News Release

Swarms of ocean robots will drift in synch, monitor oil spills, thanks to advanced controls systems

UC San Diego engineers tame swarms of ocean robots with algorithms

Grant and Award Announcement

University of California - San Diego

Swarms of Ocean Robots will Drift in Synch

image: To develop control systems for "swarms" of miniature robotic ocean explorers that could one day help predict where ocean currents will carry oil spills, engineers at the UC San Diego Jacobs School of Engineering recently won a nearly $1.5 million grant from the National Science Foundation. The engineers are leading the development of the control systems for swarms of small, inexpensive, underwater robotic ocean drifters that researchers at Scripps Institution of Oceanography and the Department of Mechanical and Aerospace Engineering at UC San Diego are designing, building and deploying. view more 

Credit: Scripps Institution of Oceanography at UC San Diego

To develop control systems for "swarms" of miniature robotic ocean explorers that could one day help predict where ocean currents will carry oil spills, engineers at the UC San Diego Jacobs School of Engineering recently won a nearly $1.5 million grant from the National Science Foundation. The engineers are leading the development of the control systems for swarms of small, inexpensive, underwater robotic ocean drifters that researchers at Scripps Institution of Oceanography and the Department of Mechanical and Aerospace Engineering at UC San Diego are designing, building and deploying.

SHORT TASK A. Please collect every line from the entries below that contains the word "knob", copying each line in full.

EXTRACTED INFORMATION.
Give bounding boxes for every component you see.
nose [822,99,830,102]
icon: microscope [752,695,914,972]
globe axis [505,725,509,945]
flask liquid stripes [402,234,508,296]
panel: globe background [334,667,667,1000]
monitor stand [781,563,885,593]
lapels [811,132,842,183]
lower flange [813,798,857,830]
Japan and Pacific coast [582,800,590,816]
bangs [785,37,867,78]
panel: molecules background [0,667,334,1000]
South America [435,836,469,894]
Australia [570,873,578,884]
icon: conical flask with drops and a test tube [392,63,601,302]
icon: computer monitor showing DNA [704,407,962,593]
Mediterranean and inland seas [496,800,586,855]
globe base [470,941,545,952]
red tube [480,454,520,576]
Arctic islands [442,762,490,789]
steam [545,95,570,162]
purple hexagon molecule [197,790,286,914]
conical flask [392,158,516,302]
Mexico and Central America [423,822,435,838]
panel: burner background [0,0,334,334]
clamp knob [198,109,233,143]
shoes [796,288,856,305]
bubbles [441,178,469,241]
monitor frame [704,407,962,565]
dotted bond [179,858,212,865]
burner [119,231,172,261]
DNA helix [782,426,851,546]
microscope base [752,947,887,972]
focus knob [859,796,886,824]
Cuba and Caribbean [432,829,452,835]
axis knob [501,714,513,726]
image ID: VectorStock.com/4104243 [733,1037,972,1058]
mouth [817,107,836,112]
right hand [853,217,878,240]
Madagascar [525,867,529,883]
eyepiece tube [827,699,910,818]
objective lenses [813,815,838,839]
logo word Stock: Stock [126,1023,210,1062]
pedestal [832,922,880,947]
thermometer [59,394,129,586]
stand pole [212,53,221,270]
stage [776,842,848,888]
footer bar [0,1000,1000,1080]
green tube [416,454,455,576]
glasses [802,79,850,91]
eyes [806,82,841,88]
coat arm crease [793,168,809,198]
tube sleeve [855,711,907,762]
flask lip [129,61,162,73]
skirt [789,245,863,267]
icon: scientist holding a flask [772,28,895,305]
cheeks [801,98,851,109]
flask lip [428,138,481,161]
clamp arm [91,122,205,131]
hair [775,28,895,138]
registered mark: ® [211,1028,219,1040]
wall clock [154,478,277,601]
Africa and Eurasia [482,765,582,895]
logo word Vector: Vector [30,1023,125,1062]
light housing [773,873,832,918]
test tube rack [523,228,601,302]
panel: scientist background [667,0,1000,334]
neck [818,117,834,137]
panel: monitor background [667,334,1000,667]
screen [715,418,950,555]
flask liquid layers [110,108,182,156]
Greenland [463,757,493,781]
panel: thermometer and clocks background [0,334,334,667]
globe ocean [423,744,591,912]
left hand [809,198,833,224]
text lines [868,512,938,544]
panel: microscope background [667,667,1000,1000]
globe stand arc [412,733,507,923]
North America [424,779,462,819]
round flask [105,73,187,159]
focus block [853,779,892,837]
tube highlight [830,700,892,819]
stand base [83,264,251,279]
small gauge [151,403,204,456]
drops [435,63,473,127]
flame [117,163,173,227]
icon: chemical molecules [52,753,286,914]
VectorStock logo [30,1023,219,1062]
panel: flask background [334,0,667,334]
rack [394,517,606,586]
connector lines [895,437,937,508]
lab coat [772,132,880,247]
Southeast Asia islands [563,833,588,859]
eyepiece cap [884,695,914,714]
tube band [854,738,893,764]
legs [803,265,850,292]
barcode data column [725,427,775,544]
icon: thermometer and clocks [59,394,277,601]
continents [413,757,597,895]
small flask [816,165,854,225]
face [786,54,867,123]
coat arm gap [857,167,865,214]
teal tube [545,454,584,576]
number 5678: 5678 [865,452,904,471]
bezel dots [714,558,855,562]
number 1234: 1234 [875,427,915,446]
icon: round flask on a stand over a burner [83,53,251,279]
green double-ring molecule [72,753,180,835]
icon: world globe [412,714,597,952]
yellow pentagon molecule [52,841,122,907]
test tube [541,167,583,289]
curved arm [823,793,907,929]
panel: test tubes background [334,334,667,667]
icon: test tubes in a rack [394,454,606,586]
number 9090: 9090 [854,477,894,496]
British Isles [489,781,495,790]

SHORT TASK B. According to the ocean robots news release, how much is the National Science Foundation grant that the UC San Diego engineers won?

RESULT A.
clamp knob [198,109,233,143]
focus knob [859,796,886,824]
axis knob [501,714,513,726]

RESULT B. Nearly $1.5 million.